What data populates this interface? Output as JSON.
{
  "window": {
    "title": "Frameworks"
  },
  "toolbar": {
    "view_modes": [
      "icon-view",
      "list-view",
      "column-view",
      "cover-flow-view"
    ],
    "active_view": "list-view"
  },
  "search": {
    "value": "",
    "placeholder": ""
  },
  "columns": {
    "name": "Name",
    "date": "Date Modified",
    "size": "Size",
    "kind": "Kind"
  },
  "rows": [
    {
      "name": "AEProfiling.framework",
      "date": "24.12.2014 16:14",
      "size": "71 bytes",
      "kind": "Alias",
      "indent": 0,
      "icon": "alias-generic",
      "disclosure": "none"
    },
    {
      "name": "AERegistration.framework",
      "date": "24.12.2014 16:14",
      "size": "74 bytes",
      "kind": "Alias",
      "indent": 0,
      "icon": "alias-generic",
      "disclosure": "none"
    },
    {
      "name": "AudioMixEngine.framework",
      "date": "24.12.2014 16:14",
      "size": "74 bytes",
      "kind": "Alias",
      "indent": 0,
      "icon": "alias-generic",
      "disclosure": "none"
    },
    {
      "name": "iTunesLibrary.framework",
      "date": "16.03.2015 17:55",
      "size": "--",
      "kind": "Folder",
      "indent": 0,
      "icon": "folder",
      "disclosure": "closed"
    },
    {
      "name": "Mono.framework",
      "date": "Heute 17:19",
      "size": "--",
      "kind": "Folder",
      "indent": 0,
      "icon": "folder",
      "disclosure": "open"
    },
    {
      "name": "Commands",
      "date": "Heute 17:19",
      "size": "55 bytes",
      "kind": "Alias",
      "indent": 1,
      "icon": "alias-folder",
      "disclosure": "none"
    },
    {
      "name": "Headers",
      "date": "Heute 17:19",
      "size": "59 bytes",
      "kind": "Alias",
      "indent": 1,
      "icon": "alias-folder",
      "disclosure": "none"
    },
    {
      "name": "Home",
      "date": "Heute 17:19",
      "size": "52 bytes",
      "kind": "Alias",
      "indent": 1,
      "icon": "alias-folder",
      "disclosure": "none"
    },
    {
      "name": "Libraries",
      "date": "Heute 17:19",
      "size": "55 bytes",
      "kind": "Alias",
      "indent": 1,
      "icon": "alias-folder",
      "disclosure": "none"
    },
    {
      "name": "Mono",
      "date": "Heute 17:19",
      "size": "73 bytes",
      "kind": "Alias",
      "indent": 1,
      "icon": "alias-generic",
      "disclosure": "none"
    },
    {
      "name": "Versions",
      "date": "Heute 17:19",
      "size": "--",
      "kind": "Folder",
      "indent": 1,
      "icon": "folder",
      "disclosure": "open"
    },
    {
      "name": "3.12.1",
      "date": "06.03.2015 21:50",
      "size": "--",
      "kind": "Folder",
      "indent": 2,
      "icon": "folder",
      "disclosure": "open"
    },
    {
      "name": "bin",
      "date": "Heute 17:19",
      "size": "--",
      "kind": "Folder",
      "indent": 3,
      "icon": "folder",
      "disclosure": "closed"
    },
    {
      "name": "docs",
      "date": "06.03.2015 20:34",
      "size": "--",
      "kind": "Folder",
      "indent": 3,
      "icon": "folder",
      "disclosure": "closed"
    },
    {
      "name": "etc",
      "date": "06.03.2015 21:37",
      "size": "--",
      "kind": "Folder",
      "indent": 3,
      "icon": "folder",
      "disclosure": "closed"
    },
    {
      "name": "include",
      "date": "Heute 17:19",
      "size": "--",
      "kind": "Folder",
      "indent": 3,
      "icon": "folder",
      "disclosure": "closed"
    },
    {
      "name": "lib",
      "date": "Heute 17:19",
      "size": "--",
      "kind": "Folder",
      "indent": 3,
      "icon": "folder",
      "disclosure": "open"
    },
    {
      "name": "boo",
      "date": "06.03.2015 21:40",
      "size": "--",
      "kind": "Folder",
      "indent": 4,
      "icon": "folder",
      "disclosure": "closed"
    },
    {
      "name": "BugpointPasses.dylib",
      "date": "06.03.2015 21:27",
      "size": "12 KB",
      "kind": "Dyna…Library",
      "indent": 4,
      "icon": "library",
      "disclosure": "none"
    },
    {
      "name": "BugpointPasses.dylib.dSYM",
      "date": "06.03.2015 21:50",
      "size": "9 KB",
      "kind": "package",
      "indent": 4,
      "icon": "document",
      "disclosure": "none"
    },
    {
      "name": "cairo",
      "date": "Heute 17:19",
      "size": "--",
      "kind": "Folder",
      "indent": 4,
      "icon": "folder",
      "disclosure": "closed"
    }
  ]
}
- - - - -
WORK TO DO
Reproduce all of the entries word for word.

PROBLEM SOLUTION
What data populates this interface? Output as JSON.
{
  "window": {
    "title": "Frameworks"
  },
  "toolbar": {
    "view_modes": [
      "icon-view",
      "list-view",
      "column-view",
      "cover-flow-view"
    ],
    "active_view": "list-view"
  },
  "search": {
    "value": "",
    "placeholder": ""
  },
  "columns": {
    "name": "Name",
    "date": "Date Modified",
    "size": "Size",
    "kind": "Kind"
  },
  "rows": [
    {
      "name": "AEProfiling.framework",
      "date": "24.12.2014 16:14",
      "size": "71 bytes",
      "kind": "Alias",
      "indent": 0,
      "icon": "alias-generic",
      "disclosure": "none"
    },
    {
      "name": "AERegistration.framework",
      "date": "24.12.2014 16:14",
      "size": "74 bytes",
      "kind": "Alias",
      "indent": 0,
      "icon": "alias-generic",
      "disclosure": "none"
    },
    {
      "name": "AudioMixEngine.framework",
      "date": "24.12.2014 16:14",
      "size": "74 bytes",
      "kind": "Alias",
      "indent": 0,
      "icon": "alias-generic",
      "disclosure": "none"
    },
    {
      "name": "iTunesLibrary.framework",
      "date": "16.03.2015 17:55",
      "size": "--",
      "kind": "Folder",
      "indent": 0,
      "icon": "folder",
      "disclosure": "closed"
    },
    {
      "name": "Mono.framework",
      "date": "Heute 17:19",
      "size": "--",
      "kind": "Folder",
      "indent": 0,
      "icon": "folder",
      "disclosure": "open"
    },
    {
      "name": "Commands",
      "date": "Heute 17:19",
      "size": "55 bytes",
      "kind": "Alias",
      "indent": 1,
      "icon": "alias-folder",
      "disclosure": "none"
    },
    {
      "name": "Headers",
      "date": "Heute 17:19",
      "size": "59 bytes",
      "kind": "Alias",
      "indent": 1,
      "icon": "alias-folder",
      "disclosure": "none"
    },
    {
      "name": "Home",
      "date": "Heute 17:19",
      "size": "52 bytes",
      "kind": "Alias",
      "indent": 1,
      "icon": "alias-folder",
      "disclosure": "none"
    },
    {
      "name": "Libraries",
      "date": "Heute 17:19",
      "size": "55 bytes",
      "kind": "Alias",
      "indent": 1,
      "icon": "alias-folder",
      "disclosure": "none"
    },
    {
      "name": "Mono",
      "date": "Heute 17:19",
      "size": "73 bytes",
      "kind": "Alias",
      "indent": 1,
      "icon": "alias-generic",
      "disclosure": "none"
    },
    {
      "name": "Versions",
      "date": "Heute 17:19",
      "size": "--",
      "kind": "Folder",
      "indent": 1,
      "icon": "folder",
      "disclosure": "open"
    },
    {
      "name": "3.12.1",
      "date": "06.03.2015 21:50",
      "size": "--",
      "kind": "Folder",
      "indent": 2,
      "icon": "folder",
      "disclosure": "open"
    },
    {
      "name": "bin",
      "date": "Heute 17:19",
      "size": "--",
      "kind": "Folder",
      "indent": 3,
      "icon": "folder",
      "disclosure": "closed"
    },
    {
      "name": "docs",
      "date": "06.03.2015 20:34",
      "size": "--",
      "kind": "Folder",
      "indent": 3,
      "icon": "folder",
      "disclosure": "closed"
    },
    {
      "name": "etc",
      "date": "06.03.2015 21:37",
      "size": "--",
      "kind": "Folder",
      "indent": 3,
      "icon": "folder",
      "disclosure": "closed"
    },
    {
      "name": "include",
      "date": "Heute 17:19",
      "size": "--",
      "kind": "Folder",
      "indent": 3,
      "icon": "folder",
      "disclosure": "closed"
    },
    {
      "name": "lib",
      "date": "Heute 17:19",
      "size": "--",
      "kind": "Folder",
      "indent": 3,
      "icon": "folder",
      "disclosure": "open"
    },
    {
      "name": "boo",
      "date": "06.03.2015 21:40",
      "size": "--",
      "kind": "Folder",
      "indent": 4,
      "icon": "folder",
      "disclosure": "closed"
    },
    {
      "name": "BugpointPasses.dylib",
      "date": "06.03.2015 21:27",
      "size": "12 KB",
      "kind": "Dyna…Library",
      "indent": 4,
      "icon": "library",
      "disclosure": "none"
    },
    {
      "name": "BugpointPasses.dylib.dSYM",
      "date": "06.03.2015 21:50",
      "size": "9 KB",
      "kind": "package",
      "indent": 4,
      "icon": "document",
      "disclosure": "none"
    },
    {
      "name": "cairo",
      "date": "Heute 17:19",
      "size": "--",
      "kind": "Folder",
      "indent": 4,
      "icon": "folder",
      "disclosure": "closed"
    }
  ]
}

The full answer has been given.